**MATERIAL TO PROCESS**.
** start **

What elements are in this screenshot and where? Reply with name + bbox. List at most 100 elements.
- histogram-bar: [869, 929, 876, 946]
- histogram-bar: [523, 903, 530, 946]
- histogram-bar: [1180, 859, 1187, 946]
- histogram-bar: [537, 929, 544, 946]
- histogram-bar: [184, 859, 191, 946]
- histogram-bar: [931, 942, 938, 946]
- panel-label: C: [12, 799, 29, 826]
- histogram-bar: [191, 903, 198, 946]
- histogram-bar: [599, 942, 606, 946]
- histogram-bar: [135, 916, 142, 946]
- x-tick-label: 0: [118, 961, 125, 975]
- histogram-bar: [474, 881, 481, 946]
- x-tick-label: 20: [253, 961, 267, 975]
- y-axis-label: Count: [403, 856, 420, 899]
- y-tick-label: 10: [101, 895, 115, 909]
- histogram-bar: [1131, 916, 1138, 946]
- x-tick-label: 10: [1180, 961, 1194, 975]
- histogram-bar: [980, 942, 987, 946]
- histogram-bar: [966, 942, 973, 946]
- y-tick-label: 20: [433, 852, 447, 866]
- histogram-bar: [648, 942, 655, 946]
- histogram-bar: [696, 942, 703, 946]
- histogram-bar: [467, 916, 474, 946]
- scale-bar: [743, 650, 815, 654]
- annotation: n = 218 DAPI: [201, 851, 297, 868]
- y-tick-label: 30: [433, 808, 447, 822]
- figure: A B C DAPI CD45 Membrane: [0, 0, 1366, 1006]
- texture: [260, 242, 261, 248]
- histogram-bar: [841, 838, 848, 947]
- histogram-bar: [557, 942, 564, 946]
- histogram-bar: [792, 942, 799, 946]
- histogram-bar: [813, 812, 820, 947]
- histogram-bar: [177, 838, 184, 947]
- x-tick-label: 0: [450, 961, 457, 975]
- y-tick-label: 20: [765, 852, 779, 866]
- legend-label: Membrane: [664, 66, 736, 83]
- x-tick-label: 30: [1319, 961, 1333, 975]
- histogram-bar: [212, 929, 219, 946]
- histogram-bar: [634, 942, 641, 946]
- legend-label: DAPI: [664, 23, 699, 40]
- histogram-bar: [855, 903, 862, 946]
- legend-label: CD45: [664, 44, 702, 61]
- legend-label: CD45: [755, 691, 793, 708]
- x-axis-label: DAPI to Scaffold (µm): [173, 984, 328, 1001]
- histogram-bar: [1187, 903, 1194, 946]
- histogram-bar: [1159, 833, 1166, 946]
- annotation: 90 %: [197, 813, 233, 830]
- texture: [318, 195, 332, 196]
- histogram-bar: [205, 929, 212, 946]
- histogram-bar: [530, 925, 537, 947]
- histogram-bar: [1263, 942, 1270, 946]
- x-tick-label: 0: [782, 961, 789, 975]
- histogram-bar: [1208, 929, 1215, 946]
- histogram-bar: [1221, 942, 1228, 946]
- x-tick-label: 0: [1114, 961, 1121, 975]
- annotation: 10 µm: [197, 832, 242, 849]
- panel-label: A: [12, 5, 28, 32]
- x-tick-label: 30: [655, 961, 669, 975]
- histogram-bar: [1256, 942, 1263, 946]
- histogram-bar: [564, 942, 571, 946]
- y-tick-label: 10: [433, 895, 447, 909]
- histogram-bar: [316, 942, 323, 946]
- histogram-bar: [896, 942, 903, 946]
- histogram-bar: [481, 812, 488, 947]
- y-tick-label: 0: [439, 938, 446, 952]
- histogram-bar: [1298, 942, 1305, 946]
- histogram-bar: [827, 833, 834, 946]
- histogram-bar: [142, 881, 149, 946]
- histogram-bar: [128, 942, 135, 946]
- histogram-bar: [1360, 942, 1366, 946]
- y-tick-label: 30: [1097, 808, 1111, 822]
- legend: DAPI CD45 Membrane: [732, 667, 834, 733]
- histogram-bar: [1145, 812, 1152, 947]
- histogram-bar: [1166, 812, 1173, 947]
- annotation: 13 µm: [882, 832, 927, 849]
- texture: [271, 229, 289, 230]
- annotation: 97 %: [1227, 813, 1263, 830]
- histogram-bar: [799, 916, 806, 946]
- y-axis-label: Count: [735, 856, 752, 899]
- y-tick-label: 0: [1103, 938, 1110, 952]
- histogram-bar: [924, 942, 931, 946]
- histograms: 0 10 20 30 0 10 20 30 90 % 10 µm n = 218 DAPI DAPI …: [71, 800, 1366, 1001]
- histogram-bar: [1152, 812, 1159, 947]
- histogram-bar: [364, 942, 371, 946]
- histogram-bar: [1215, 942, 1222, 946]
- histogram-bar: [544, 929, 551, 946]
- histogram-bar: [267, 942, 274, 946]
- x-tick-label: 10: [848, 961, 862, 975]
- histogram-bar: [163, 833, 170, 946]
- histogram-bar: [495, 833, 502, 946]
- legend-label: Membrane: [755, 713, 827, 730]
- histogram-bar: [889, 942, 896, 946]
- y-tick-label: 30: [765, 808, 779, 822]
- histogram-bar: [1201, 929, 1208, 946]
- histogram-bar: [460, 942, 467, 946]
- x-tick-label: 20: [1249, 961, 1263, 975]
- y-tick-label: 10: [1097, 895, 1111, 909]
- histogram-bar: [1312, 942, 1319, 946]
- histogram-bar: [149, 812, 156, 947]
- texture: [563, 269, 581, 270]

** end **

**WORK INSTRUCTIONS**. Return the lines above without any change.

**ANSWER IN FULL**.
What elements are in this screenshot and where? Reply with name + bbox. List at most 100 elements.
- histogram-bar: [869, 929, 876, 946]
- histogram-bar: [523, 903, 530, 946]
- histogram-bar: [1180, 859, 1187, 946]
- histogram-bar: [537, 929, 544, 946]
- histogram-bar: [184, 859, 191, 946]
- histogram-bar: [931, 942, 938, 946]
- panel-label: C: [12, 799, 29, 826]
- histogram-bar: [191, 903, 198, 946]
- histogram-bar: [599, 942, 606, 946]
- histogram-bar: [135, 916, 142, 946]
- x-tick-label: 0: [118, 961, 125, 975]
- histogram-bar: [474, 881, 481, 946]
- x-tick-label: 20: [253, 961, 267, 975]
- y-axis-label: Count: [403, 856, 420, 899]
- y-tick-label: 10: [101, 895, 115, 909]
- histogram-bar: [1131, 916, 1138, 946]
- x-tick-label: 10: [1180, 961, 1194, 975]
- histogram-bar: [980, 942, 987, 946]
- histogram-bar: [966, 942, 973, 946]
- y-tick-label: 20: [433, 852, 447, 866]
- histogram-bar: [648, 942, 655, 946]
- histogram-bar: [696, 942, 703, 946]
- histogram-bar: [467, 916, 474, 946]
- scale-bar: [743, 650, 815, 654]
- annotation: n = 218 DAPI: [201, 851, 297, 868]
- y-tick-label: 30: [433, 808, 447, 822]
- figure: A B C DAPI CD45 Membrane: [0, 0, 1366, 1006]
- texture: [260, 242, 261, 248]
- histogram-bar: [841, 838, 848, 947]
- histogram-bar: [557, 942, 564, 946]
- histogram-bar: [792, 942, 799, 946]
- histogram-bar: [813, 812, 820, 947]
- histogram-bar: [177, 838, 184, 947]
- x-tick-label: 0: [450, 961, 457, 975]
- y-tick-label: 20: [765, 852, 779, 866]
- legend-label: Membrane: [664, 66, 736, 83]
- x-tick-label: 30: [1319, 961, 1333, 975]
- histogram-bar: [212, 929, 219, 946]
- histogram-bar: [634, 942, 641, 946]
- legend-label: DAPI: [664, 23, 699, 40]
- histogram-bar: [855, 903, 862, 946]
- legend-label: CD45: [664, 44, 702, 61]
- legend-label: CD45: [755, 691, 793, 708]
- x-axis-label: DAPI to Scaffold (µm): [173, 984, 328, 1001]
- histogram-bar: [1187, 903, 1194, 946]
- histogram-bar: [1159, 833, 1166, 946]
- annotation: 90 %: [197, 813, 233, 830]
- texture: [318, 195, 332, 196]
- histogram-bar: [205, 929, 212, 946]
- histogram-bar: [530, 925, 537, 947]
- histogram-bar: [1263, 942, 1270, 946]
- x-tick-label: 0: [782, 961, 789, 975]
- histogram-bar: [1208, 929, 1215, 946]
- histogram-bar: [1221, 942, 1228, 946]
- x-tick-label: 0: [1114, 961, 1121, 975]
- annotation: 10 µm: [197, 832, 242, 849]
- panel-label: A: [12, 5, 28, 32]
- x-tick-label: 30: [655, 961, 669, 975]
- histogram-bar: [1256, 942, 1263, 946]
- histogram-bar: [564, 942, 571, 946]
- y-tick-label: 10: [433, 895, 447, 909]
- histogram-bar: [316, 942, 323, 946]
- histogram-bar: [896, 942, 903, 946]
- histogram-bar: [481, 812, 488, 947]
- y-tick-label: 0: [439, 938, 446, 952]
- histogram-bar: [1298, 942, 1305, 946]
- histogram-bar: [827, 833, 834, 946]
- histogram-bar: [142, 881, 149, 946]
- histogram-bar: [128, 942, 135, 946]
- histogram-bar: [1360, 942, 1366, 946]
- y-tick-label: 30: [1097, 808, 1111, 822]
- legend: DAPI CD45 Membrane: [732, 667, 834, 733]
- histogram-bar: [1145, 812, 1152, 947]
- histogram-bar: [1166, 812, 1173, 947]
- annotation: 13 µm: [882, 832, 927, 849]
- texture: [271, 229, 289, 230]
- annotation: 97 %: [1227, 813, 1263, 830]
- histogram-bar: [799, 916, 806, 946]
- y-axis-label: Count: [735, 856, 752, 899]
- y-tick-label: 0: [1103, 938, 1110, 952]
- histogram-bar: [924, 942, 931, 946]
- histograms: 0 10 20 30 0 10 20 30 90 % 10 µm n = 218 DAPI DAPI …: [71, 800, 1366, 1001]
- histogram-bar: [1152, 812, 1159, 947]
- histogram-bar: [364, 942, 371, 946]
- histogram-bar: [1215, 942, 1222, 946]
- histogram-bar: [544, 929, 551, 946]
- histogram-bar: [267, 942, 274, 946]
- x-tick-label: 10: [848, 961, 862, 975]
- histogram-bar: [163, 833, 170, 946]
- histogram-bar: [495, 833, 502, 946]
- legend-label: Membrane: [755, 713, 827, 730]
- histogram-bar: [889, 942, 896, 946]
- y-tick-label: 30: [765, 808, 779, 822]
- histogram-bar: [1201, 929, 1208, 946]
- histogram-bar: [460, 942, 467, 946]
- x-tick-label: 20: [1249, 961, 1263, 975]
- y-tick-label: 10: [1097, 895, 1111, 909]
- histogram-bar: [1312, 942, 1319, 946]
- histogram-bar: [149, 812, 156, 947]
- texture: [563, 269, 581, 270]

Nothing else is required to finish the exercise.